**Excerpt provided**
But you said Black people should get over it.

posted by: sceptical much on July 25, 2011  8:39pm

This in no way looks like it will be an authentic Irish pub.  Nothing like it.  It looks like American-styled trash.  I don’t care if they want to call it an Irish pub, but they can at least leave the rhetoric about authenticity out of it.

posted by: J.T, on July 25, 2011  10:15pm

So let me get this straight. The people at 360 state complained about a few bands playing at Pitkin Plaza right? let’s see what happens when patrons are outside til 3 a.m. on the weekends being loud and drunk. Goo lock with that 360 State st!

posted by: Cara on July 26, 2011  9:29am

Best of luck to Colin! I am looking forward to having a pint at the bar. I hope Gary bartends!

posted by: Cinderella on July 26, 2011  9:48am

Anything we can do to further New Haven development along is fine with me. Empty spaces and stores are depressing and devalue all properties. As to the comments that it won’t be a pure Irish pub, how can it be?- it’s not in Ireland. What would you suggest, setting peat fires out front and throwing potato peelings on the brick courtyard?

posted by: robn on July 26, 2011  6:57pm

3/5,

Some African Americans (including Caribbeans) have Irish roots because African men slaves were bred with Irish women slaves (since there were so many Irish slaves in the Caribbean prior to peak African slave trade.)

**Material provided**
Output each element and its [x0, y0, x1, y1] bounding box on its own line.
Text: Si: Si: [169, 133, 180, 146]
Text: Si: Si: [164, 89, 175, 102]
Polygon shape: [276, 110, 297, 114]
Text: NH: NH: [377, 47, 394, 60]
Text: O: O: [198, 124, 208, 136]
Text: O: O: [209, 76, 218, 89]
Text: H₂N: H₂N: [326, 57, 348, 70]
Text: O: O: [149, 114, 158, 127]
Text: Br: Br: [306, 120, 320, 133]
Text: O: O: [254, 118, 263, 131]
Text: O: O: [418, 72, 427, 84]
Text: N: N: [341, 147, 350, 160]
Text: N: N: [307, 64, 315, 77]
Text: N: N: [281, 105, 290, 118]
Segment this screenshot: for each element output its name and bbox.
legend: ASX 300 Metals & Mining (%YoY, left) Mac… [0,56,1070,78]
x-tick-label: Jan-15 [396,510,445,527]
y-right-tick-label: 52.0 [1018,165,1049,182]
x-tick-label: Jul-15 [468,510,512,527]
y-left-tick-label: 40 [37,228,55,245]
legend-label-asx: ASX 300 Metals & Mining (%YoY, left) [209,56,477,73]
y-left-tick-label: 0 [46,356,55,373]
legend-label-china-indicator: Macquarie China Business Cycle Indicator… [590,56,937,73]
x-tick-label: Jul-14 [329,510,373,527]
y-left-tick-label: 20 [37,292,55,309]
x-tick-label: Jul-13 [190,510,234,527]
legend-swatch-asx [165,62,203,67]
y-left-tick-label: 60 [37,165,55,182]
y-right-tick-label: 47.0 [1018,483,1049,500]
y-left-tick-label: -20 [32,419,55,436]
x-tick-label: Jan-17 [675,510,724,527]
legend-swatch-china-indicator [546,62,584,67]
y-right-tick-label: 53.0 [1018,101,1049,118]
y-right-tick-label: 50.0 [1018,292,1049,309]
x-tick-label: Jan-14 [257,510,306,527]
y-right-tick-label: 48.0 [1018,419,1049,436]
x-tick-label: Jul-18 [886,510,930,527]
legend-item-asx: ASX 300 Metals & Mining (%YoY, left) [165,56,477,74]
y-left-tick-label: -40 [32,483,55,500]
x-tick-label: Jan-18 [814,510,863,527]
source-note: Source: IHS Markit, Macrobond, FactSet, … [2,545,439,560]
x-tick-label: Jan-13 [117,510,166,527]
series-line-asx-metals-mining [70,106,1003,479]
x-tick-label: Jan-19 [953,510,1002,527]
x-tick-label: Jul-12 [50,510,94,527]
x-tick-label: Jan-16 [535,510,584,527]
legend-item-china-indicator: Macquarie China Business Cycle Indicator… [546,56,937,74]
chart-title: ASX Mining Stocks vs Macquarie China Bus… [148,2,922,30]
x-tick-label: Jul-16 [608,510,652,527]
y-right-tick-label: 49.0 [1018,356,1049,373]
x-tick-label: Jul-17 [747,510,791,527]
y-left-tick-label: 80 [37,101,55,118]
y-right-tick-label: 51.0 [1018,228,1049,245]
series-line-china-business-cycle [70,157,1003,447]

**What to do**
#1 Can you sum up the comment thread in two sentences?
#2 Do these statements agree with the comment thread? Answer yes or no for each, and quote the words that decide it.
(a) One commenter hopes Gary will bartend.
(b) J.T. says the people at 360 State praised the bands playing at Pitkin Plaza.
(c) One commenter proposes setting peat fires out front.
#3 Extract the stretch of the comment thread from "posted by: J.T, on" through "hope Gary bartends!", word for word.

**Answers to this exercise**
#1 Some commenters criticize a planned Irish pub: one says it looks like American-styled trash rather than an authentic Irish pub, and another predicts trouble for 360 State St when patrons are outside until 3 a.m. on weekends. Others welcome it, wishing Colin luck and backing anything that furthers New Haven development, since empty spaces and stores are depressing and devalue all properties.

#2
(a) Yes: "I hope Gary bartends!"
(b) No: "The people at 360 state complained about a few bands playing at Pitkin Plaza right?"
(c) No: "What would you suggest, setting peat fires out front and throwing potato peelings on the brick courtyard?"

#3
posted by: J.T, on July 25, 2011  10:15pm

So let me get this straight. The people at 360 state complained about a few bands playing at Pitkin Plaza right? let’s see what happens when patrons are outside til 3 a.m. on the weekends being loud and drunk. Goo lock with that 360 State st!

posted by: Cara on July 26, 2011  9:29am

Best of luck to Colin! I am looking forward to having a pint at the bar. I hope Gary bartends!